--- 所给文本 ---

▶

2025年10月27日,中国人民银行行长潘功胜在金融街论坛上再次强调,自2017年以来防范与处置虚拟货币交易炒作风险的政策持续有效,将坚决打击相关经营活动,以维护国家经济金融秩序。这一表态为我国虚拟货币监管划定了不可逾越的红线。

然而,在现实司法实践中,一个鲜明的悖论正在浮现:诸多被明令禁止的境外Web3项目与虚拟货币交易所,在发生内部纠纷时,竟频繁向国内公安机关报案,要求以职务侵占罪追究员工责任。部分办案机关通过扩大解释“单位”概念、强行连接管辖权等方式,将刑法保护延伸至本应被监管严厉打击的对象。
Web3行业的组织形式与刑法适用困境
从主体资格看,多数Web3项目方选择在开曼、新加坡、迪拜等对加密货币友好的司法辖区注册,采用“多实体、分角色”的离岸—在岸混合架构,以规避中国监管。这种设计本身就表明其不接受中国法律管辖的主观意图。
我国刑法中的职务侵占罪,保护的是合法经济组织内部的信任关系与财产秩序。而一个在境外设立、业务在我国被定性为“非法金融活动”的组织,不具备刑法意义上的“单位”资格。若将其纳入保护范围,不仅突破罪刑法定原则,更等于在司法层面赋予非法主体与本土企业同等的刑法地位,严重背离法益保护初衷。
Web3用工模式的非典型性挑战罪名适用
Web3企业普遍构建“内外有别”的用工结构:雇佣中国大陆人员,但通过国内第三方公司签署劳动合同,再由境外主体签订顾问协议。这种“三角劳务关系”使员工身份模糊化。
在劳动法层面,员工与境外项目方无直接劳动关系,更接近独立服务提供者。这导致其不符合职务侵占罪中“本单位工作人员”的构成要件。同时,薪酬支付方式复杂——一部分为法定货币工资,另一部分为虚拟货币形式的“顾问费”,使得涉案资产性质高度不确定。

◀

已存储的数据条目:
▶

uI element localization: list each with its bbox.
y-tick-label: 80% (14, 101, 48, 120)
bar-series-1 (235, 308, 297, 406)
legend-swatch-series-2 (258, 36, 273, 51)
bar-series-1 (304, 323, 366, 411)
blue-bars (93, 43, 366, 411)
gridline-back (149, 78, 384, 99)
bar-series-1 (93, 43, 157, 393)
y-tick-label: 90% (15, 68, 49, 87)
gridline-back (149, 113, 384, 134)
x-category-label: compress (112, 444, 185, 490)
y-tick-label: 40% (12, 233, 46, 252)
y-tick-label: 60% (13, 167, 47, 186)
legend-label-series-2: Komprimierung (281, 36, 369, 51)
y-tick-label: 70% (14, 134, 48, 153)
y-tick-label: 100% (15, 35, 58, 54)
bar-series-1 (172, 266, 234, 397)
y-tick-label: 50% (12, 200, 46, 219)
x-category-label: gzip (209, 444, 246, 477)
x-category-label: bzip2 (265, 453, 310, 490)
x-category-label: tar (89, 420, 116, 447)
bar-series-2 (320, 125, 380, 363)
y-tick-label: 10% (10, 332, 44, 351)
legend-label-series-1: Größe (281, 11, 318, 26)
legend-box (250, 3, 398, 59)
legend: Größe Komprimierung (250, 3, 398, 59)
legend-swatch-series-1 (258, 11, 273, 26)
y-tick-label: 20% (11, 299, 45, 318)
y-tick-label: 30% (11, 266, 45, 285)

◀

--- 问题 ---
1. 根据这篇关于Web3职务侵占问题的文章回答:
(a) 潘功胜是在哪个论坛上作出强调的?
(b) 多数Web3项目方选择在哪些司法辖区注册?
(c) 员工薪酬由哪两部分组成?
2. 将这篇关于Web3职务侵占问题的文章中从“Web3用工模式的非典型性挑战罪名适用”起、到“使得涉案资产性质高度不确定。”为止(含该处)的部分重新写出,并把其中的“三角劳务关系”替换为“三方用工关系”。
3. 接着这篇关于Web3职务侵占问题的文章的最后一句往下续写。

--- 答案列表 ---
1.
(a) 金融街论坛。
(b) 开曼、新加坡、迪拜等对加密货币友好的司法辖区。
(c) 一部分为法定货币工资,另一部分为虚拟货币形式的“顾问费”。

2.
Web3用工模式的非典型性挑战罪名适用
Web3企业普遍构建“内外有别”的用工结构:雇佣中国大陆人员,但通过国内第三方公司签署劳动合同,再由境外主体签订顾问协议。这种“三方用工关系”使员工身份模糊化。
在劳动法层面,员工与境外项目方无直接劳动关系,更接近独立服务提供者。这导致其不符合职务侵占罪中“本单位工作人员”的构成要件。同时,薪酬支付方式复杂——一部分为法定货币工资,另一部分为虚拟货币形式的“顾问费”,使得涉案资产性质高度不确定。

3.
当行为人利用“职务便利”操作资产时,其行为依据的是哪一份协议?是履行国内劳动合同,还是境外服务合同?职责边界不清,难以认定其行为是否基于特定单位的授权。更重要的是,在一个整体违法的组织中,何来“职务信赖关系”?所谓“侵占”,实为内部治理争议,应通过民事或商事途径解决。
Web3企业财产属性的合法性危机
根据中国人民银行等十部门发布的“924通知”及“94公告”,虚拟货币相关业务活动已被明确界定为“非法金融活动”。因此,通过ICO募集的资金、交易所服务收入等均属非法所得。
刑法不应成为非法经济活动维持内部秩序的工具。动用刑事手段保护此类“财产”,无异于为赌场保障赌资分配的“公正性”,违背了刑法的正义性与严肃性。
更关键的是,许多项目方主张的“财物”是自行发行、无实际价值支撑的Token。其法律属性尚未统一,多被视为数据或服务凭证。在缺乏锚定实体资产的情况下,其价值依赖市场情绪,属于高度不确定的“未来预期利益”。将其解释为刑法意义上的“本单位财物”,已超出用语可能含义,违反罪刑法定原则。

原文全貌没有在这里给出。